Every record here should be printed again exactly.

_Dataset rows_:

◆ ◆ ◆

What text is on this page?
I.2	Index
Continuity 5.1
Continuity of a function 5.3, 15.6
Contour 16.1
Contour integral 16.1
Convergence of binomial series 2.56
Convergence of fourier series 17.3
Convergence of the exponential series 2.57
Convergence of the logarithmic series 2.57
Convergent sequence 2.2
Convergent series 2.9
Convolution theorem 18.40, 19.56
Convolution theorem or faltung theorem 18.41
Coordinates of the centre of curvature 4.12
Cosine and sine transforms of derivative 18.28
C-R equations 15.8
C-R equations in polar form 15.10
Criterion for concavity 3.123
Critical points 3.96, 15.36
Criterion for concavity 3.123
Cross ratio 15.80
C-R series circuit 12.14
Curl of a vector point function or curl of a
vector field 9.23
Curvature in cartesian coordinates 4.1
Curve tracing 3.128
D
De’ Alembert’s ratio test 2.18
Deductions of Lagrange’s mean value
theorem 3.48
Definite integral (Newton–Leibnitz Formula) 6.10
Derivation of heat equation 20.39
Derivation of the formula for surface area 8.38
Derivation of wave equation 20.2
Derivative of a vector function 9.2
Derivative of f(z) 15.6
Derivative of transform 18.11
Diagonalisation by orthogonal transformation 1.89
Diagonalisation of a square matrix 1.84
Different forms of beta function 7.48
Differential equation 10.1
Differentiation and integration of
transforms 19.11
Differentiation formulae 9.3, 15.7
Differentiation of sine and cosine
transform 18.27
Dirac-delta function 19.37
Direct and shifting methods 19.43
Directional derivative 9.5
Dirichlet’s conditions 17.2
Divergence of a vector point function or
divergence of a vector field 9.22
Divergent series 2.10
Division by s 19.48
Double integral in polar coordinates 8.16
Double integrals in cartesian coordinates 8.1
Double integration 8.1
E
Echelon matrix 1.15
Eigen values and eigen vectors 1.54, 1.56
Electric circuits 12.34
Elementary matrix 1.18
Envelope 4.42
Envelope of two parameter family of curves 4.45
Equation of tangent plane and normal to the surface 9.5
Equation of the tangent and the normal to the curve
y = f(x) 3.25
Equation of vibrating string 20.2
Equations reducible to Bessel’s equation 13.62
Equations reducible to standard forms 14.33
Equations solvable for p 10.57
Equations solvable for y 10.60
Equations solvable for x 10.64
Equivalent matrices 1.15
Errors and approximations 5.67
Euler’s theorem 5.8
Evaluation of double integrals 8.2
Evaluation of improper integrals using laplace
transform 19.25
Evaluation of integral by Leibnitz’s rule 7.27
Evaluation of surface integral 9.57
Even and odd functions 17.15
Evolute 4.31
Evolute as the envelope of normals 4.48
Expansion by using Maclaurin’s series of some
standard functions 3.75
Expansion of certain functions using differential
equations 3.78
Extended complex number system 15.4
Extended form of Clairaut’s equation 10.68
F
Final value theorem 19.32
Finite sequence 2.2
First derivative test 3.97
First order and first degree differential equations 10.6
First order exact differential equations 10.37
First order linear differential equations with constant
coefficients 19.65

◆ ◆ ◆

_The output_:
What text is on this page?
I.2	Index
Continuity 5.1
Continuity of a function 5.3, 15.6
Contour 16.1
Contour integral 16.1
Convergence of binomial series 2.56
Convergence of fourier series 17.3
Convergence of the exponential series 2.57
Convergence of the logarithmic series 2.57
Convergent sequence 2.2
Convergent series 2.9
Convolution theorem 18.40, 19.56
Convolution theorem or faltung theorem 18.41
Coordinates of the centre of curvature 4.12
Cosine and sine transforms of derivative 18.28
C-R equations 15.8
C-R equations in polar form 15.10
Criterion for concavity 3.123
Critical points 3.96, 15.36
Criterion for concavity 3.123
Cross ratio 15.80
C-R series circuit 12.14
Curl of a vector point function or curl of a
vector field 9.23
Curvature in cartesian coordinates 4.1
Curve tracing 3.128
D
De’ Alembert’s ratio test 2.18
Deductions of Lagrange’s mean value
theorem 3.48
Definite integral (Newton–Leibnitz Formula) 6.10
Derivation of heat equation 20.39
Derivation of the formula for surface area 8.38
Derivation of wave equation 20.2
Derivative of a vector function 9.2
Derivative of f(z) 15.6
Derivative of transform 18.11
Diagonalisation by orthogonal transformation 1.89
Diagonalisation of a square matrix 1.84
Different forms of beta function 7.48
Differential equation 10.1
Differentiation and integration of
transforms 19.11
Differentiation formulae 9.3, 15.7
Differentiation of sine and cosine
transform 18.27
Dirac-delta function 19.37
Direct and shifting methods 19.43
Directional derivative 9.5
Dirichlet’s conditions 17.2
Divergence of a vector point function or
divergence of a vector field 9.22
Divergent series 2.10
Division by s 19.48
Double integral in polar coordinates 8.16
Double integrals in cartesian coordinates 8.1
Double integration 8.1
E
Echelon matrix 1.15
Eigen values and eigen vectors 1.54, 1.56
Electric circuits 12.34
Elementary matrix 1.18
Envelope 4.42
Envelope of two parameter family of curves 4.45
Equation of tangent plane and normal to the surface 9.5
Equation of the tangent and the normal to the curve
y = f(x) 3.25
Equation of vibrating string 20.2
Equations reducible to Bessel’s equation 13.62
Equations reducible to standard forms 14.33
Equations solvable for p 10.57
Equations solvable for y 10.60
Equations solvable for x 10.64
Equivalent matrices 1.15
Errors and approximations 5.67
Euler’s theorem 5.8
Evaluation of double integrals 8.2
Evaluation of improper integrals using laplace
transform 19.25
Evaluation of integral by Leibnitz’s rule 7.27
Evaluation of surface integral 9.57
Even and odd functions 17.15
Evolute 4.31
Evolute as the envelope of normals 4.48
Expansion by using Maclaurin’s series of some
standard functions 3.75
Expansion of certain functions using differential
equations 3.78
Extended complex number system 15.4
Extended form of Clairaut’s equation 10.68
F
Final value theorem 19.32
Finite sequence 2.2
First derivative test 3.97
First order and first degree differential equations 10.6
First order exact differential equations 10.37
First order linear differential equations with constant
coefficients 19.65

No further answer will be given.